● Directive:
Looking through the listing, how many of its lines hold the word "Mini"? Answer with only the number.
----
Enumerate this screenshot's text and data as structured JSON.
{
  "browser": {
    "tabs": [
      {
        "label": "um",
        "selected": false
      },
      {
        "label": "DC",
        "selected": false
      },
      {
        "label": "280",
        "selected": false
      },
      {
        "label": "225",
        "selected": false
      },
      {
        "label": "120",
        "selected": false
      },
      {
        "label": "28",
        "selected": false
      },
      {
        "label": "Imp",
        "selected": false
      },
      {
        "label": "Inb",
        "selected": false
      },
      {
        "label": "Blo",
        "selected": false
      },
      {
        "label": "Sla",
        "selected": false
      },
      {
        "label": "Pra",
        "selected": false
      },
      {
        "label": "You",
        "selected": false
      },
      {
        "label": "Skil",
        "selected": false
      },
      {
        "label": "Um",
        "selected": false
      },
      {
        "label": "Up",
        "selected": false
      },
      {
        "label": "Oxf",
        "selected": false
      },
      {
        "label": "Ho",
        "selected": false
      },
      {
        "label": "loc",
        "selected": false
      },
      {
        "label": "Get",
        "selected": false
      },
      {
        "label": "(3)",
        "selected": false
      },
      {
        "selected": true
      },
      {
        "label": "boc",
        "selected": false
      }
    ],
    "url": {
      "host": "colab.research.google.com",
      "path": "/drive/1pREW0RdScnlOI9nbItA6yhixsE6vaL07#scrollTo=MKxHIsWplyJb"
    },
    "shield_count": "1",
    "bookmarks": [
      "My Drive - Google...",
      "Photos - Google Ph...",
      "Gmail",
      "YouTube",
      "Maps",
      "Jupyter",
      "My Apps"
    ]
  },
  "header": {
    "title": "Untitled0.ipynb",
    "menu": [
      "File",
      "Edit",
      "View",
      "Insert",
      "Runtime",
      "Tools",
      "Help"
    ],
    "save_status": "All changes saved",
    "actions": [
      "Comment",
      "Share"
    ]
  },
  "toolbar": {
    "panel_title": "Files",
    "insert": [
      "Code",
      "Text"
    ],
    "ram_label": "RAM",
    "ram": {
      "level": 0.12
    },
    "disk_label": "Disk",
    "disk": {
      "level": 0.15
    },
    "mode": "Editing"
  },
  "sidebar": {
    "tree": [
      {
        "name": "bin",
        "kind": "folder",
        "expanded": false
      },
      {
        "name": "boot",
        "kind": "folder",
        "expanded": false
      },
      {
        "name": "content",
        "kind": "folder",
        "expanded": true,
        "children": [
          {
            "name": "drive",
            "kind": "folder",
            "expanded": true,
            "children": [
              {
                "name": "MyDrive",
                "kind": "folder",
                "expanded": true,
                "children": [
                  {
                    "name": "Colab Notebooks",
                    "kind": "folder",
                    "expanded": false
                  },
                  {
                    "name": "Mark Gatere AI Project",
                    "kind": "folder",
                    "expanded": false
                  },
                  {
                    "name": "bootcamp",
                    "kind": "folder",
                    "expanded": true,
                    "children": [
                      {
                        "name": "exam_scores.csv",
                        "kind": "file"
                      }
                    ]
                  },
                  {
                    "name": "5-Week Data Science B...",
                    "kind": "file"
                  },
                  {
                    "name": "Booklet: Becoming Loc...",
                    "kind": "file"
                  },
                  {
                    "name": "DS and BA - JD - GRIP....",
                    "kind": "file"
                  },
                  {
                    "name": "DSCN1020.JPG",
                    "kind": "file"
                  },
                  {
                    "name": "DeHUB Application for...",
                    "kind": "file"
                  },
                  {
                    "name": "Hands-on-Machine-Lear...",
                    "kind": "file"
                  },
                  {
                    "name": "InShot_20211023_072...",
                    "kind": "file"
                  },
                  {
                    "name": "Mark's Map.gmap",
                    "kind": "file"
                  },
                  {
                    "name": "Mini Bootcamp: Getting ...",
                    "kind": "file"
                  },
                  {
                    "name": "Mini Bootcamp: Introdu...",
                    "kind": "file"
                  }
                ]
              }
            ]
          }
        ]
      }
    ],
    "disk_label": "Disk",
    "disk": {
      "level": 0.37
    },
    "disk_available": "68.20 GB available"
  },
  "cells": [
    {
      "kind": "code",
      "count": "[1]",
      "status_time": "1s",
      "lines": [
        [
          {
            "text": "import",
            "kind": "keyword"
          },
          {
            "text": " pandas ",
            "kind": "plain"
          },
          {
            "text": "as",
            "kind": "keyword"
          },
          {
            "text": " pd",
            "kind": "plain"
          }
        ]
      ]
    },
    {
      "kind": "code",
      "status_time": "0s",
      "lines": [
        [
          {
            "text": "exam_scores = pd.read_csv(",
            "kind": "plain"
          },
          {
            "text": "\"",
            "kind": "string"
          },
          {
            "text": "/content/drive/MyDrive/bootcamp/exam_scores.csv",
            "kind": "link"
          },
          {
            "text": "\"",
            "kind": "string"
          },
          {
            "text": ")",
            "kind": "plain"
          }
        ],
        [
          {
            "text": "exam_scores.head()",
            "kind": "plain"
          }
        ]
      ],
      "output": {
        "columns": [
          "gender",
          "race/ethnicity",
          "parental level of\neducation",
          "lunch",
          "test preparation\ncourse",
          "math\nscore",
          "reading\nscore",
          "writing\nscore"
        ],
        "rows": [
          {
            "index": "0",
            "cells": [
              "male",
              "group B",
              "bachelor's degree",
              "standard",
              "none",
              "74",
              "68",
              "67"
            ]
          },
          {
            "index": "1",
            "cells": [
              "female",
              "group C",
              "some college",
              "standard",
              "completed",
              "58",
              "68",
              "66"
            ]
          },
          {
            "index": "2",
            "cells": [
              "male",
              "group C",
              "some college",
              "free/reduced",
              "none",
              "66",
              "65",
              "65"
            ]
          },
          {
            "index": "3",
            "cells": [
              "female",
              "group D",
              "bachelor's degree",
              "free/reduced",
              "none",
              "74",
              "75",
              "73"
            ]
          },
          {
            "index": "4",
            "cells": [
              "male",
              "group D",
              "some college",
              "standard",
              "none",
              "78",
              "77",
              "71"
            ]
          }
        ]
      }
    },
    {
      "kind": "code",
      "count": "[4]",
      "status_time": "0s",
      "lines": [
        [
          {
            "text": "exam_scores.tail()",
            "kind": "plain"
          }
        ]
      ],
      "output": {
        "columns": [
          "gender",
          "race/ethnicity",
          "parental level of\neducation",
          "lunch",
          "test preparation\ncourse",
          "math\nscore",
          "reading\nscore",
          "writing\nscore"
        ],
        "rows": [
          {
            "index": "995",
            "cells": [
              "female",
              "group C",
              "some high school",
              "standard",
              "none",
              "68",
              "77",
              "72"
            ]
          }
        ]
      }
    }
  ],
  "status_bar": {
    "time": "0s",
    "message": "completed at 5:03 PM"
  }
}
----
● Result of this task:
2